Exercise prompt: For each line of the data below that holds "best", copy the line.
-- start of Available records --
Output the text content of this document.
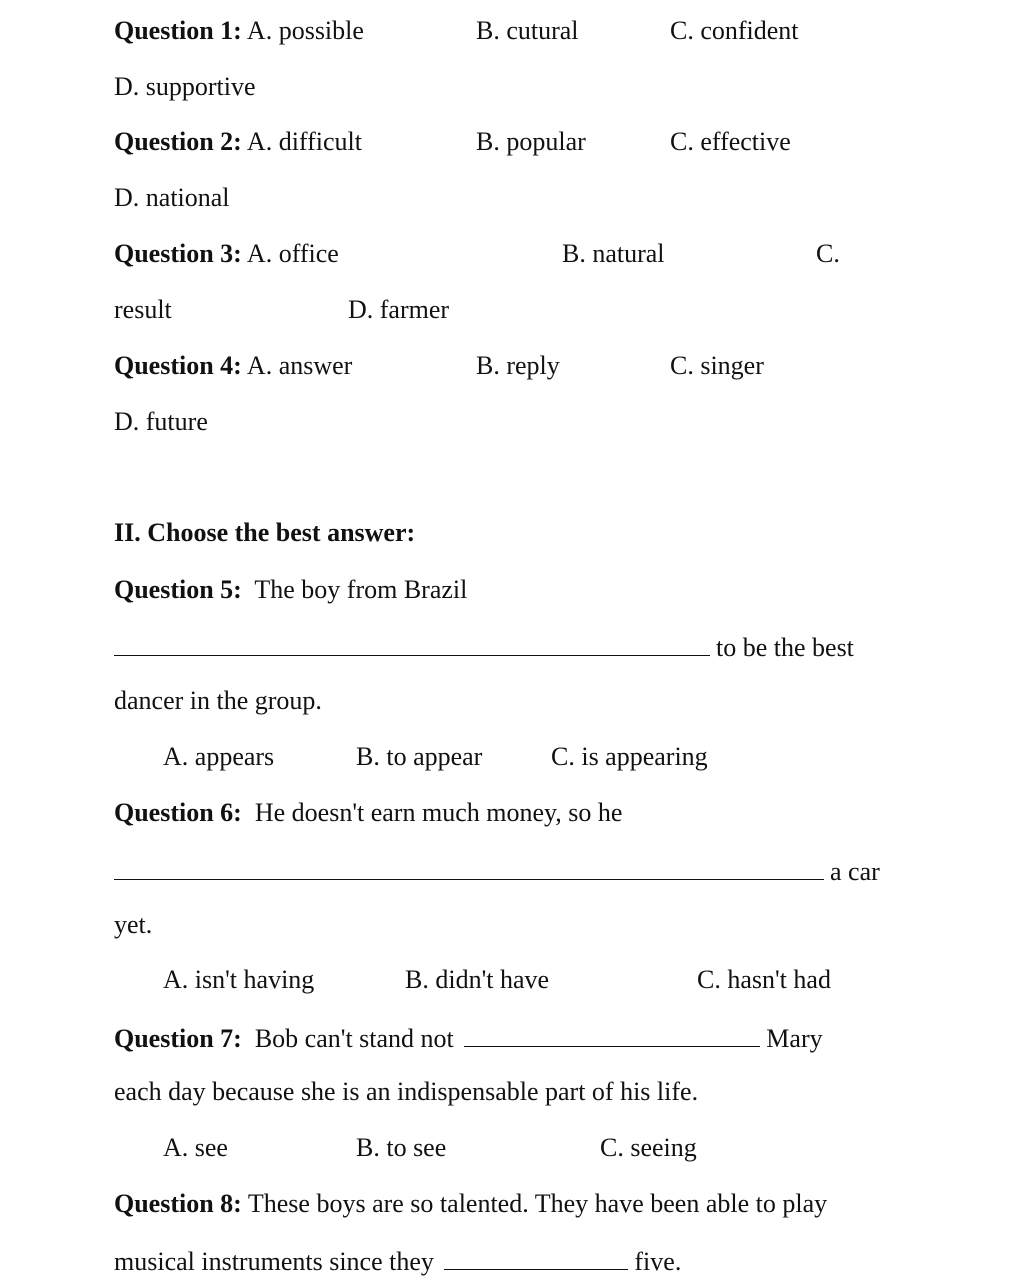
Question 1: A. possible	B. cutural	C. confident
D. supportive
Question 2: A. difficult	B. popular	C. effective
D. national
Question 3: A. office	B. natural	C.
result	D. farmer
Question 4: A. answer	B. reply	C. singer
D. future
II. Choose the best answer:
Question 5: The boy from Brazil
to be the best
dancer in the group.
A. appears	B. to appear	C. is appearing
Question 6: He doesn't earn much money, so he
a car
yet.
A. isn't having	B. didn't have	C. hasn't had
Question 7: Bob can't stand not	Mary
each day because she is an indispensable part of his life.
A. see	B. to see	C. seeing
Question 8: These boys are so talented. They have been able to play
musical instruments since they	five.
-- end of Available records --
Solution to this problem:
II. Choose the best answer:
to be the best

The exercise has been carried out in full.